▸ **Aim of the exercise**: Work through the data below and copy out every line where "wierpen" is found.

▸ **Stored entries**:
---*---
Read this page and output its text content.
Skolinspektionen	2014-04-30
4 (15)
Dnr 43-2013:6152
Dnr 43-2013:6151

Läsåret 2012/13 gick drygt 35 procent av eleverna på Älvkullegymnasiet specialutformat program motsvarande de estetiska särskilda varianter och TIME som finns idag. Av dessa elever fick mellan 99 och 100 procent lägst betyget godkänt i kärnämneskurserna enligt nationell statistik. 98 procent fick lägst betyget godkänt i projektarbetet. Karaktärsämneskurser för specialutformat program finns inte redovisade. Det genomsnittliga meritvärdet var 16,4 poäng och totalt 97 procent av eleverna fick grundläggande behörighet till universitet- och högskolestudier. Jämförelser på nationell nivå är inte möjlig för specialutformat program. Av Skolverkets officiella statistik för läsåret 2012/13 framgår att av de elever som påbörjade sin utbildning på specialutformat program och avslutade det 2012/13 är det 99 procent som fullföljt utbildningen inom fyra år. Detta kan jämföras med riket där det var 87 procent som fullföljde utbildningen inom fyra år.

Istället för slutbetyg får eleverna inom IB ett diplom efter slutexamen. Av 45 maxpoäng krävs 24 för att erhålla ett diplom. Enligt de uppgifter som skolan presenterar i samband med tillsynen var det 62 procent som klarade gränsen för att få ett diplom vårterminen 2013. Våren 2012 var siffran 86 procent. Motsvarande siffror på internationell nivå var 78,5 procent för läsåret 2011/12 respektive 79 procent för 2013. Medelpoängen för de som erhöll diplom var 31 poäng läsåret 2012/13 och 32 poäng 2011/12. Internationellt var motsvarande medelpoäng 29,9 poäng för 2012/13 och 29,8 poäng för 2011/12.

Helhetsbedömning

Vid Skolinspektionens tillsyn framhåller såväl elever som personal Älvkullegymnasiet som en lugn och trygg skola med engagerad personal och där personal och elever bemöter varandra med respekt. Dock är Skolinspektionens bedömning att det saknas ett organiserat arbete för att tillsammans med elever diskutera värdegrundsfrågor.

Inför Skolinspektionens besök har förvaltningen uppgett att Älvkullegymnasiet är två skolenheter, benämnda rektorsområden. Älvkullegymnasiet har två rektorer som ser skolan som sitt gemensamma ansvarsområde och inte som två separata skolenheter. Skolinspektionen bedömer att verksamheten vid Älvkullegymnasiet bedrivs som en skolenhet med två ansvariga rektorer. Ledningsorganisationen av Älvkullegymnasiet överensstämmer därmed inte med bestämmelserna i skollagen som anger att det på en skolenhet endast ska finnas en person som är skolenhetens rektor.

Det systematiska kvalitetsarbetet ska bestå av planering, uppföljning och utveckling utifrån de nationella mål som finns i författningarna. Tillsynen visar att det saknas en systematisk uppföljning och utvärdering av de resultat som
---*---
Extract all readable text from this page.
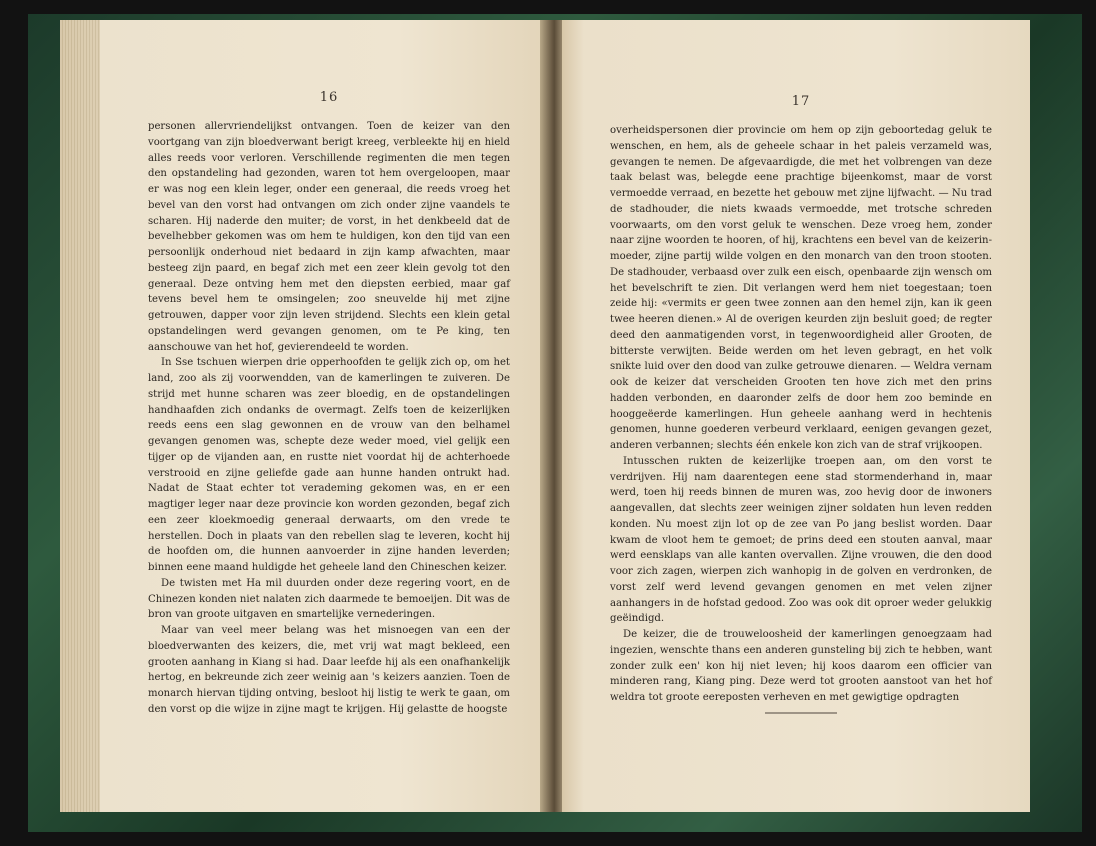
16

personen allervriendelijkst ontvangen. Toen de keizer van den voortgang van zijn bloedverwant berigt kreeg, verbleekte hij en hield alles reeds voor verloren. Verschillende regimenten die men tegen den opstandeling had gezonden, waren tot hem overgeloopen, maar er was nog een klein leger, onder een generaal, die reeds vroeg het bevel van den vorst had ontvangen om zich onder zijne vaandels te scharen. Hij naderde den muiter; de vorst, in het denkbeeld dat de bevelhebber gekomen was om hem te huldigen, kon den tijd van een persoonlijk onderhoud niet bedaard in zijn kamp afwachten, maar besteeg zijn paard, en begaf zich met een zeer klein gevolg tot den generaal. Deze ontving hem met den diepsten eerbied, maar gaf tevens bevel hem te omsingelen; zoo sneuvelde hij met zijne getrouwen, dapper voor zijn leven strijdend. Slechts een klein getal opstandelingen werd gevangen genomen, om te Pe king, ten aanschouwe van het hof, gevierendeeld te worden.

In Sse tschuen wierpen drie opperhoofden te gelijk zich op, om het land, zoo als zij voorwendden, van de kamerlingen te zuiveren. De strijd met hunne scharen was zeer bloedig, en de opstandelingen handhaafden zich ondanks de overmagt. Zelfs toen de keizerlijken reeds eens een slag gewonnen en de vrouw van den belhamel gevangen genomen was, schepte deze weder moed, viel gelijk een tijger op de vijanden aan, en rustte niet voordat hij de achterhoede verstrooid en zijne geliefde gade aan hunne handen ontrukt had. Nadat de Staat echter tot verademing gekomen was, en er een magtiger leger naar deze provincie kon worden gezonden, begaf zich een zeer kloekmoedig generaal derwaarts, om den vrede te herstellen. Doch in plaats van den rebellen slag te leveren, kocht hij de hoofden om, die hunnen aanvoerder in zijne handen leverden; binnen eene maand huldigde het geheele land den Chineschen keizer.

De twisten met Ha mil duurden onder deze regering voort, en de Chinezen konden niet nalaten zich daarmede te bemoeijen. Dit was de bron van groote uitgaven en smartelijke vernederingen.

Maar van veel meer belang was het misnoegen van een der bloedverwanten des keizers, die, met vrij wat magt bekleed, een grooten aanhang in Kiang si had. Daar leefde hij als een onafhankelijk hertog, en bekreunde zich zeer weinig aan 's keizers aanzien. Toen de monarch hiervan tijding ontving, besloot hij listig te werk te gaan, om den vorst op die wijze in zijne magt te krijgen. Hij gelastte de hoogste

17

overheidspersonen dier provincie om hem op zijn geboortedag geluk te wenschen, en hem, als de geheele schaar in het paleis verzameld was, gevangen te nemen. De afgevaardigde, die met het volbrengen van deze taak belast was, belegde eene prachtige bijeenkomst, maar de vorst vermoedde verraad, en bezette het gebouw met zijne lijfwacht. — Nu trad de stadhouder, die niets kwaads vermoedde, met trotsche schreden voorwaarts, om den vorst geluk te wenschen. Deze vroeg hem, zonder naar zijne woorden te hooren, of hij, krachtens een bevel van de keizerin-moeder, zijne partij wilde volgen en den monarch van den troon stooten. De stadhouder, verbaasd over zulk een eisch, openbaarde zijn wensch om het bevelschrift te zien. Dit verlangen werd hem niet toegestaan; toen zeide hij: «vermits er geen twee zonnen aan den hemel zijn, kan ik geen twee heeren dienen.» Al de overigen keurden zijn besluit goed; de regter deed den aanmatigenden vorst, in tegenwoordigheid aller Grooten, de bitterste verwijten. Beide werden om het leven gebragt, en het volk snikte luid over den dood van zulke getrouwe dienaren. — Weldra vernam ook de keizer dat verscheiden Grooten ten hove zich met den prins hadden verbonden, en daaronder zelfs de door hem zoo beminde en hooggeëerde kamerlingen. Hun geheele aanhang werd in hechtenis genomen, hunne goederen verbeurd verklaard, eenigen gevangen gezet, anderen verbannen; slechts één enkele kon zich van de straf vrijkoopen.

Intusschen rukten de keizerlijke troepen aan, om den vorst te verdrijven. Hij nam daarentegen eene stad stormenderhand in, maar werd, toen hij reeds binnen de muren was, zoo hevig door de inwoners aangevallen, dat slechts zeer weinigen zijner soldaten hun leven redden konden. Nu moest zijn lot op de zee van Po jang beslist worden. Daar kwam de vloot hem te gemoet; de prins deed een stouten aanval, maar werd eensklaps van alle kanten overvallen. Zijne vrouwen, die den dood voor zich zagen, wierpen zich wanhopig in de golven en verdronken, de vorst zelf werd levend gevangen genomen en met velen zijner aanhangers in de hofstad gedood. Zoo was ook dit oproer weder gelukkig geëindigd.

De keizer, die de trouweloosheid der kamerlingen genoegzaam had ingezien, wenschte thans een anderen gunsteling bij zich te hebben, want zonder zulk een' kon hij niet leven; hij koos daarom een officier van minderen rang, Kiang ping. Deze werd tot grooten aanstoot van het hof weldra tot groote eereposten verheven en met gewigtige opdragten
---*---
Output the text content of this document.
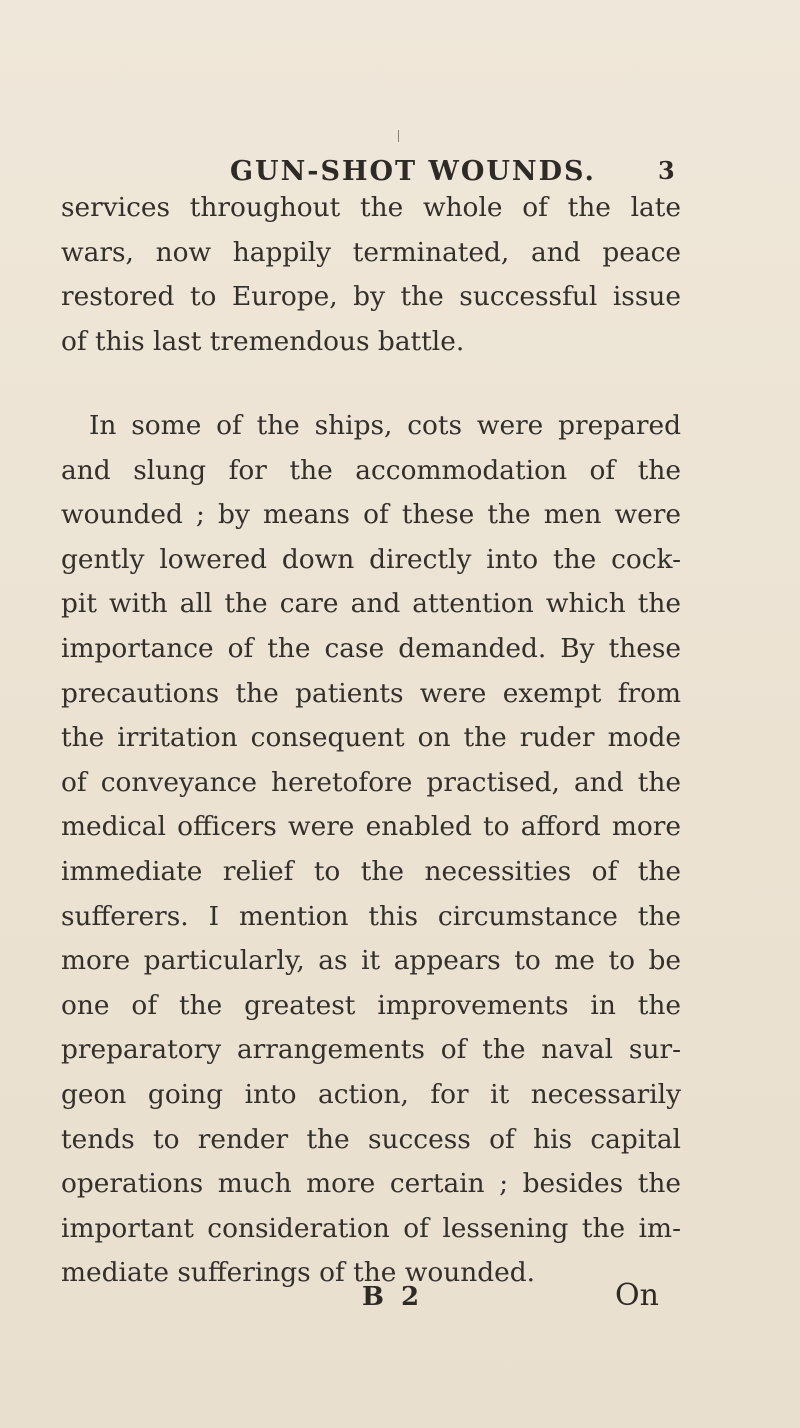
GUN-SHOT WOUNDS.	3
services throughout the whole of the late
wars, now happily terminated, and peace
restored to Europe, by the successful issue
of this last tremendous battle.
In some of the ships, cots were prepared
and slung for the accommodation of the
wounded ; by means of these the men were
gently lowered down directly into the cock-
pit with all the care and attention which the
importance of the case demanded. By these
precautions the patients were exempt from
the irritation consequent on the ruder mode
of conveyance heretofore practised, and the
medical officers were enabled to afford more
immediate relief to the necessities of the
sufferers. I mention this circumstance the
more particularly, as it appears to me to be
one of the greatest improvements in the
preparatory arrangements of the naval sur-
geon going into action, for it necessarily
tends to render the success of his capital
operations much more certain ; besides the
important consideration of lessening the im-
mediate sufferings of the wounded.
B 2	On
---*---
▸ **Response to the task**:
In Sse tschuen wierpen drie opperhoofden te gelijk zich op, om het land, zoo als zij voorwendden, van de kamerlingen te zuiveren. De strijd met hunne scharen was zeer bloedig, en de opstandelingen handhaafden zich ondanks de overmagt. Zelfs toen de keizerlijken reeds eens een slag gewonnen en de vrouw van den belhamel gevangen genomen was, schepte deze weder moed, viel gelijk een tijger op de vijanden aan, en rustte niet voordat hij de achterhoede verstrooid en zijne geliefde gade aan hunne handen ontrukt had. Nadat de Staat echter tot verademing gekomen was, en er een magtiger leger naar deze provincie kon worden gezonden, begaf zich een zeer kloekmoedig generaal derwaarts, om den vrede te herstellen. Doch in plaats van den rebellen slag te leveren, kocht hij de hoofden om, die hunnen aanvoerder in zijne handen leverden; binnen eene maand huldigde het geheele land den Chineschen keizer.
Intusschen rukten de keizerlijke troepen aan, om den vorst te verdrijven. Hij nam daarentegen eene stad stormenderhand in, maar werd, toen hij reeds binnen de muren was, zoo hevig door de inwoners aangevallen, dat slechts zeer weinigen zijner soldaten hun leven redden konden. Nu moest zijn lot op de zee van Po jang beslist worden. Daar kwam de vloot hem te gemoet; de prins deed een stouten aanval, maar werd eensklaps van alle kanten overvallen. Zijne vrouwen, die den dood voor zich zagen, wierpen zich wanhopig in de golven en verdronken, de vorst zelf werd levend gevangen genomen en met velen zijner aanhangers in de hofstad gedood. Zoo was ook dit oproer weder gelukkig geëindigd.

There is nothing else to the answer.